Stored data
———

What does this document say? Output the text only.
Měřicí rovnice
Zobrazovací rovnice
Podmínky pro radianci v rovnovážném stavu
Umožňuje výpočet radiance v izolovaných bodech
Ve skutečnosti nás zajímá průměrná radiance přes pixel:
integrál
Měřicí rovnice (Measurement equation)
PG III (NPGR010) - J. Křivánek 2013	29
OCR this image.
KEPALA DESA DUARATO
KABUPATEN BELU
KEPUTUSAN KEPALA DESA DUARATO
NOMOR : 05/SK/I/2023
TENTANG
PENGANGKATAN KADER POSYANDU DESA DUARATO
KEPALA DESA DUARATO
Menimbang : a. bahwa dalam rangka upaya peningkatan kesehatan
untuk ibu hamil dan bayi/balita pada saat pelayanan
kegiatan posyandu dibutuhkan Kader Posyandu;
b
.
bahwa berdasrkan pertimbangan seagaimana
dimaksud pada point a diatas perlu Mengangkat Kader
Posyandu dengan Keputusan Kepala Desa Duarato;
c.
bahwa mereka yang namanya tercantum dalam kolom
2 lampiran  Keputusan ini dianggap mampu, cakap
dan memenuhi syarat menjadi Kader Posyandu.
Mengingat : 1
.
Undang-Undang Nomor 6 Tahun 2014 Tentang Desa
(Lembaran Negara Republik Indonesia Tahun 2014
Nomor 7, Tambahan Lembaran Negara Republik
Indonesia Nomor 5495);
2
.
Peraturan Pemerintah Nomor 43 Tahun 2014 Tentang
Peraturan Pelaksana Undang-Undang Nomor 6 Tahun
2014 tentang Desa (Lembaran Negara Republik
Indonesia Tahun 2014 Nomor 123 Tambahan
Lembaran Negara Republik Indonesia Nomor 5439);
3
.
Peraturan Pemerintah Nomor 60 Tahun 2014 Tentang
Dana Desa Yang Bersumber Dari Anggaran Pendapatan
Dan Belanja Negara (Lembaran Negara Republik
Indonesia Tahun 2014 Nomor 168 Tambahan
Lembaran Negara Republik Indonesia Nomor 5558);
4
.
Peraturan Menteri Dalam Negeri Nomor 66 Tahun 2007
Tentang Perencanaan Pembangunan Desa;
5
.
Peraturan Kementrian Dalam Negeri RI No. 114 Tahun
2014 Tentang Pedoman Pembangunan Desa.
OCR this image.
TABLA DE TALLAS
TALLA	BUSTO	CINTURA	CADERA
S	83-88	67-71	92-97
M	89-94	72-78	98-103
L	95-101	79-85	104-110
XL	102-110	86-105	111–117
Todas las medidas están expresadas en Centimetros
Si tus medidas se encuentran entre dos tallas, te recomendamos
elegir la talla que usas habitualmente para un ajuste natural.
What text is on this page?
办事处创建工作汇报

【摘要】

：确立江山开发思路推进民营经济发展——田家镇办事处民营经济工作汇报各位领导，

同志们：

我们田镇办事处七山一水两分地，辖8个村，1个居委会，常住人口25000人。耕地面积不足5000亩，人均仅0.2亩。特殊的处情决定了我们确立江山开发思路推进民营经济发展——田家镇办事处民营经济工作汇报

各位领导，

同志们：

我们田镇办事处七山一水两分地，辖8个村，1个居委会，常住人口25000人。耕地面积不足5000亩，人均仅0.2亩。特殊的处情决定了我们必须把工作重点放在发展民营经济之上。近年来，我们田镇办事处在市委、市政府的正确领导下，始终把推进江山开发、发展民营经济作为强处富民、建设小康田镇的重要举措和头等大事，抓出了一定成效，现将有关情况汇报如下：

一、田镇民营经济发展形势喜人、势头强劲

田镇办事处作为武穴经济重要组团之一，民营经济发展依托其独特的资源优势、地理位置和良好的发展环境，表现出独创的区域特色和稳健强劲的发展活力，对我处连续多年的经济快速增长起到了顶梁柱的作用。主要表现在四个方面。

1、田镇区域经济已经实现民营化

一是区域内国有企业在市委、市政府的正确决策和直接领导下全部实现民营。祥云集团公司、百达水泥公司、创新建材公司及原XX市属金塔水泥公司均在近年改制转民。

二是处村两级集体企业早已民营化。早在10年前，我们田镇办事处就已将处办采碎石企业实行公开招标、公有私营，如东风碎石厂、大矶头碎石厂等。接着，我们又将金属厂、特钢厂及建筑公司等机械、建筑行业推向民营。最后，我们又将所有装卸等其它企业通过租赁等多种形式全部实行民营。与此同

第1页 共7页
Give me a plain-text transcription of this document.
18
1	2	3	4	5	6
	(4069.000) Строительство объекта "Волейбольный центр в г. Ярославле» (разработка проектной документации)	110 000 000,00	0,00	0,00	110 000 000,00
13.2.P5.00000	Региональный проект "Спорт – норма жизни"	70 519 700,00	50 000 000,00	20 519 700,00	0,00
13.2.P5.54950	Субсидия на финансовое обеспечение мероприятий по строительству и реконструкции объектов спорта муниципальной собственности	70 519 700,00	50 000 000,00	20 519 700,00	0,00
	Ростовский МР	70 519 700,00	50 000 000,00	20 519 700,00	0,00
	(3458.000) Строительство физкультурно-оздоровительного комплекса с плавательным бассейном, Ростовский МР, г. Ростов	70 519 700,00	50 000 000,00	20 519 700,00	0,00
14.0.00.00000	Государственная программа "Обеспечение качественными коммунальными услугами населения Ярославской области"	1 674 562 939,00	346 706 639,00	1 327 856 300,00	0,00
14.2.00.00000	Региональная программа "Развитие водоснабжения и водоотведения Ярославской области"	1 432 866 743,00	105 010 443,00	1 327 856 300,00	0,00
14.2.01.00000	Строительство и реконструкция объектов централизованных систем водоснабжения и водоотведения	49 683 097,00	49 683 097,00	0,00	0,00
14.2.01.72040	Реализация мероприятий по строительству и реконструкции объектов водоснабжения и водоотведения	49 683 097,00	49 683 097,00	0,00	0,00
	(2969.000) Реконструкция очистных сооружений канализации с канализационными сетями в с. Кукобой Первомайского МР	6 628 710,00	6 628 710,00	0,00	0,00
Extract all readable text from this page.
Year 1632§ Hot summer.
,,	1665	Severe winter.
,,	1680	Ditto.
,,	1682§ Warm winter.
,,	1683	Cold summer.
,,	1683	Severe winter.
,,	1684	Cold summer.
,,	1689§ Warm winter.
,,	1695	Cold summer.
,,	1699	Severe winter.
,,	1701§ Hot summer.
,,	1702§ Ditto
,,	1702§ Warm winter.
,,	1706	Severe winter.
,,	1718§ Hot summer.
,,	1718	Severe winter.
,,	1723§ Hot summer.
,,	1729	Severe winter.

———

--- Request ---
Select every line where the word "Pemerintah" occurs.

--- Response to this task ---
Peraturan Pemerintah Nomor 43 Tahun 2014 Tentang
Peraturan Pemerintah Nomor 60 Tahun 2014 Tentang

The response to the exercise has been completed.